(Data records)
┄┄┄┄┄┄┄┄┄┄┄┄┄┄┄┄┄┄┄┄

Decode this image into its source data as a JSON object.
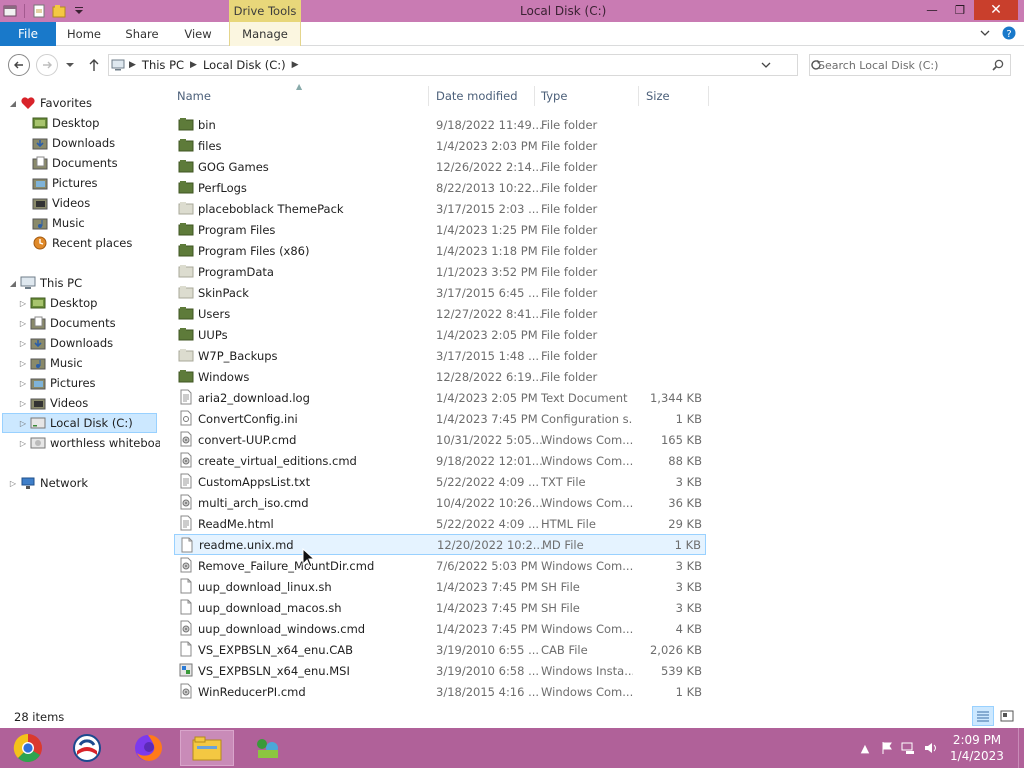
{
  "window": {
    "title": "Local Disk (C:)",
    "context_tab": "Drive Tools",
    "controls": {
      "minimize": "—",
      "maximize": "❐",
      "close": "✕"
    }
  },
  "ribbon": {
    "tabs": [
      {
        "label": "File"
      },
      {
        "label": "Home"
      },
      {
        "label": "Share"
      },
      {
        "label": "View"
      },
      {
        "label": "Manage"
      }
    ]
  },
  "address": {
    "crumbs": [
      "This PC",
      "Local Disk (C:)"
    ],
    "search_placeholder": "Search Local Disk (C:)"
  },
  "navpane": {
    "favorites": {
      "label": "Favorites",
      "items": [
        "Desktop",
        "Downloads",
        "Documents",
        "Pictures",
        "Videos",
        "Music",
        "Recent places"
      ]
    },
    "thispc": {
      "label": "This PC",
      "items": [
        "Desktop",
        "Documents",
        "Downloads",
        "Music",
        "Pictures",
        "Videos",
        "Local Disk (C:)",
        "worthless whiteboard"
      ]
    },
    "network": {
      "label": "Network"
    }
  },
  "columns": {
    "name": "Name",
    "date": "Date modified",
    "type": "Type",
    "size": "Size"
  },
  "files": [
    {
      "name": "bin",
      "date": "9/18/2022 11:49...",
      "type": "File folder",
      "size": "",
      "icon": "folder-icon"
    },
    {
      "name": "files",
      "date": "1/4/2023 2:03 PM",
      "type": "File folder",
      "size": "",
      "icon": "folder-icon"
    },
    {
      "name": "GOG Games",
      "date": "12/26/2022 2:14...",
      "type": "File folder",
      "size": "",
      "icon": "folder-icon"
    },
    {
      "name": "PerfLogs",
      "date": "8/22/2013 10:22...",
      "type": "File folder",
      "size": "",
      "icon": "folder-icon"
    },
    {
      "name": "placeboblack ThemePack",
      "date": "3/17/2015 2:03 ...",
      "type": "File folder",
      "size": "",
      "icon": "folder-light-icon"
    },
    {
      "name": "Program Files",
      "date": "1/4/2023 1:25 PM",
      "type": "File folder",
      "size": "",
      "icon": "folder-icon"
    },
    {
      "name": "Program Files (x86)",
      "date": "1/4/2023 1:18 PM",
      "type": "File folder",
      "size": "",
      "icon": "folder-icon"
    },
    {
      "name": "ProgramData",
      "date": "1/1/2023 3:52 PM",
      "type": "File folder",
      "size": "",
      "icon": "folder-light-icon"
    },
    {
      "name": "SkinPack",
      "date": "3/17/2015 6:45 ...",
      "type": "File folder",
      "size": "",
      "icon": "folder-light-icon"
    },
    {
      "name": "Users",
      "date": "12/27/2022 8:41...",
      "type": "File folder",
      "size": "",
      "icon": "folder-icon"
    },
    {
      "name": "UUPs",
      "date": "1/4/2023 2:05 PM",
      "type": "File folder",
      "size": "",
      "icon": "folder-icon"
    },
    {
      "name": "W7P_Backups",
      "date": "3/17/2015 1:48 ...",
      "type": "File folder",
      "size": "",
      "icon": "folder-light-icon"
    },
    {
      "name": "Windows",
      "date": "12/28/2022 6:19...",
      "type": "File folder",
      "size": "",
      "icon": "folder-icon"
    },
    {
      "name": "aria2_download.log",
      "date": "1/4/2023 2:05 PM",
      "type": "Text Document",
      "size": "1,344 KB",
      "icon": "text-file-icon"
    },
    {
      "name": "ConvertConfig.ini",
      "date": "1/4/2023 7:45 PM",
      "type": "Configuration s...",
      "size": "1 KB",
      "icon": "config-file-icon"
    },
    {
      "name": "convert-UUP.cmd",
      "date": "10/31/2022 5:05...",
      "type": "Windows Com...",
      "size": "165 KB",
      "icon": "cmd-file-icon"
    },
    {
      "name": "create_virtual_editions.cmd",
      "date": "9/18/2022 12:01...",
      "type": "Windows Com...",
      "size": "88 KB",
      "icon": "cmd-file-icon"
    },
    {
      "name": "CustomAppsList.txt",
      "date": "5/22/2022 4:09 ...",
      "type": "TXT File",
      "size": "3 KB",
      "icon": "text-file-icon"
    },
    {
      "name": "multi_arch_iso.cmd",
      "date": "10/4/2022 10:26...",
      "type": "Windows Com...",
      "size": "36 KB",
      "icon": "cmd-file-icon"
    },
    {
      "name": "ReadMe.html",
      "date": "5/22/2022 4:09 ...",
      "type": "HTML File",
      "size": "29 KB",
      "icon": "text-file-icon"
    },
    {
      "name": "readme.unix.md",
      "date": "12/20/2022 10:2...",
      "type": "MD File",
      "size": "1 KB",
      "icon": "blank-file-icon"
    },
    {
      "name": "Remove_Failure_MountDir.cmd",
      "date": "7/6/2022 5:03 PM",
      "type": "Windows Com...",
      "size": "3 KB",
      "icon": "cmd-file-icon"
    },
    {
      "name": "uup_download_linux.sh",
      "date": "1/4/2023 7:45 PM",
      "type": "SH File",
      "size": "3 KB",
      "icon": "blank-file-icon"
    },
    {
      "name": "uup_download_macos.sh",
      "date": "1/4/2023 7:45 PM",
      "type": "SH File",
      "size": "3 KB",
      "icon": "blank-file-icon"
    },
    {
      "name": "uup_download_windows.cmd",
      "date": "1/4/2023 7:45 PM",
      "type": "Windows Com...",
      "size": "4 KB",
      "icon": "cmd-file-icon"
    },
    {
      "name": "VS_EXPBSLN_x64_enu.CAB",
      "date": "3/19/2010 6:55 ...",
      "type": "CAB File",
      "size": "2,026 KB",
      "icon": "blank-file-icon"
    },
    {
      "name": "VS_EXPBSLN_x64_enu.MSI",
      "date": "3/19/2010 6:58 ...",
      "type": "Windows Insta...",
      "size": "539 KB",
      "icon": "msi-file-icon"
    },
    {
      "name": "WinReducerPI.cmd",
      "date": "3/18/2015 4:16 ...",
      "type": "Windows Com...",
      "size": "1 KB",
      "icon": "cmd-file-icon"
    }
  ],
  "status": {
    "count": "28 items"
  },
  "taskbar": {
    "apps": [
      "chrome-icon",
      "obama-logo-icon",
      "firefox-icon",
      "file-explorer-icon",
      "network-app-icon"
    ],
    "clock_time": "2:09 PM",
    "clock_date": "1/4/2023"
  },
  "colors": {
    "titlebar": "#c97bb3",
    "taskbar": "#b06199",
    "file_tab": "#1979ca",
    "drive_tools": "#e8d77a",
    "selection": "#cce8ff"
  }
}
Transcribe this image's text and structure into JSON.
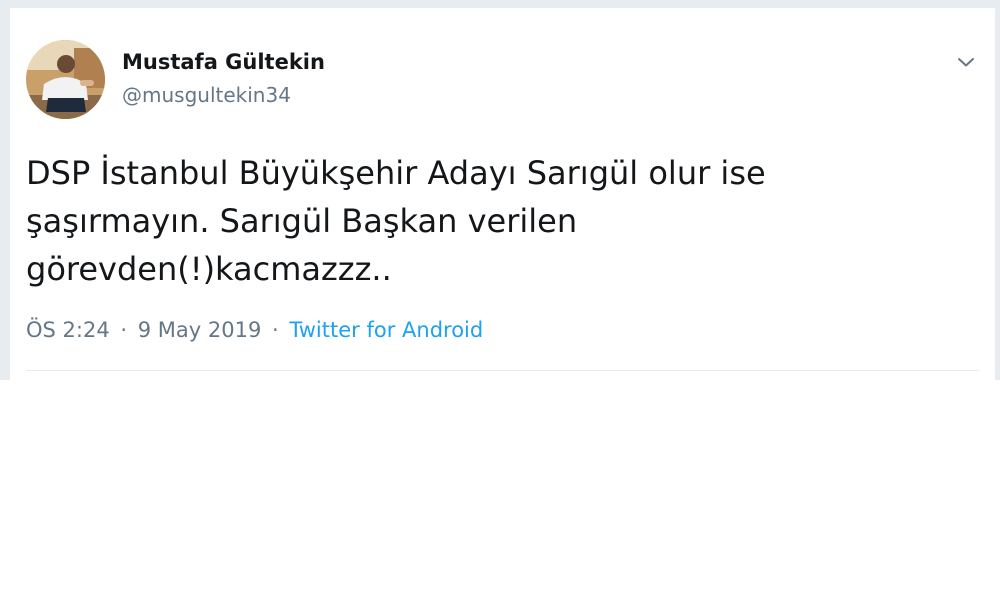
{
  "tweet": {
    "author": {
      "name": "Mustafa Gültekin",
      "handle": "@musgultekin34"
    },
    "text": "DSP İstanbul Büyükşehir Adayı Sarıgül olur ise\nşaşırmayın. Sarıgül Başkan verilen\ngörevden(!)kacmazzz..",
    "time": "ÖS 2:24",
    "date": "9 May 2019",
    "separator": "·",
    "source": "Twitter for Android"
  },
  "icons": {
    "menu": "chevron-down-icon"
  },
  "colors": {
    "text": "#14171a",
    "secondary": "#657786",
    "link": "#1da1f2",
    "background": "#e6ecf0"
  }
}
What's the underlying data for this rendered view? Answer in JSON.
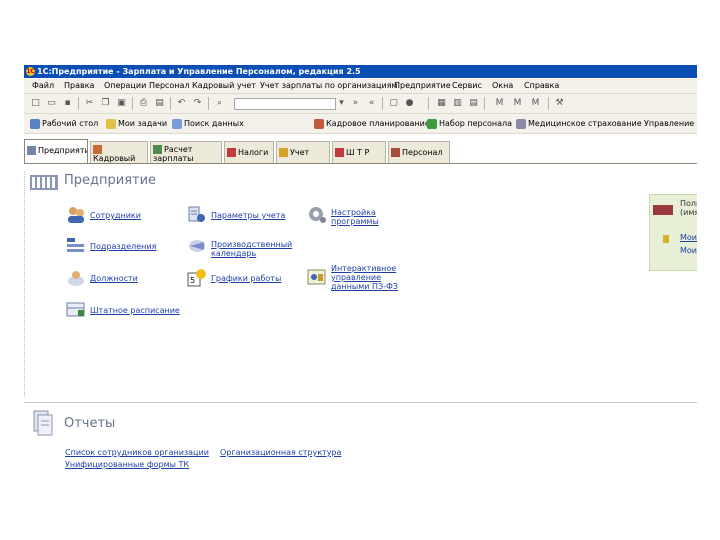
{
  "window": {
    "title": "1С:Предприятие - Зарплата и Управление Персоналом, редакция 2.5"
  },
  "menu": [
    "Файл",
    "Правка",
    "Операции",
    "Персонал",
    "Кадровый учет",
    "Учет зарплаты по организациям",
    "Предприятие",
    "Сервис",
    "Окна",
    "Справка"
  ],
  "quickbar": {
    "items": [
      "Рабочий стол",
      "Мои задачи",
      "Поиск данных",
      "Кадровое планирование",
      "Набор персонала",
      "Медицинское страхование",
      "Управление кадрами"
    ]
  },
  "tabs": [
    {
      "label": "Предприятие",
      "active": true
    },
    {
      "label": "Кадровый учет"
    },
    {
      "label": "Расчет зарплаты"
    },
    {
      "label": "Налоги"
    },
    {
      "label": "Учет"
    },
    {
      "label": "Ш Т Р"
    },
    {
      "label": "Персонал"
    }
  ],
  "enterprise": {
    "title": "Предприятие",
    "links": {
      "employees": "Сотрудники",
      "divisions": "Подразделения",
      "positions": "Должности",
      "staff": "Штатное расписание",
      "accounting_params": "Параметры учета",
      "calendar": "Производственный календарь",
      "schedules": "Графики работы",
      "program_setup": "Настройка программы",
      "interactive": "Интерактивное управление данными ПЗ-ФЗ"
    }
  },
  "side": {
    "title_line1": "Поль",
    "title_line2": "(имя",
    "link1": "Мои",
    "link2": "Мои"
  },
  "reports": {
    "title": "Отчеты",
    "links": {
      "employees_list": "Список сотрудников организации",
      "unified_forms": "Унифицированные формы ТК",
      "org_structure": "Организационная структура"
    }
  }
}
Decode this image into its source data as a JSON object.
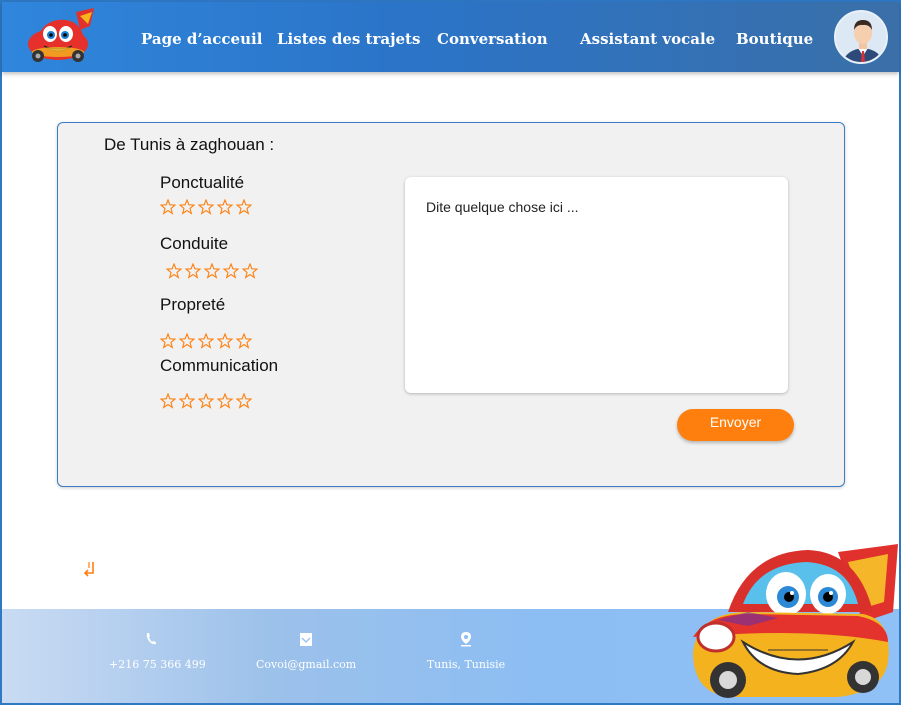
{
  "header": {
    "nav": [
      {
        "label": "Page d’acceuil"
      },
      {
        "label": "Listes des trajets"
      },
      {
        "label": "Conversation"
      },
      {
        "label": "Assistant vocale"
      },
      {
        "label": "Boutique"
      }
    ]
  },
  "review": {
    "route_title": "De Tunis à zaghouan :",
    "criteria": [
      {
        "label": "Ponctualité",
        "rating": 0,
        "max": 5
      },
      {
        "label": "Conduite",
        "rating": 0,
        "max": 5
      },
      {
        "label": "Propreté",
        "rating": 0,
        "max": 5
      },
      {
        "label": "Communication",
        "rating": 0,
        "max": 5
      }
    ],
    "comment_placeholder": "Dite quelque chose ici ...",
    "send_label": "Envoyer"
  },
  "footer": {
    "phone": "+216 75 366 499",
    "email": "Covoi@gmail.com",
    "location": "Tunis, Tunisie"
  },
  "colors": {
    "accent": "#ff7f0e",
    "header": "#2b74c8",
    "card_border": "#3b7cc2"
  }
}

┄┄┄┄┄┄┄┄┄┄┄┄┄┄┄┄┄┄┄┄

### What you need to do
Return the lines of the records that include the string "Предприятие".

### Finished task
    "title": "1С:Предприятие - Зарплата и Управление Персоналом, редакция 2.5"
    "Предприятие",
      "label": "Предприятие",
    "title": "Предприятие",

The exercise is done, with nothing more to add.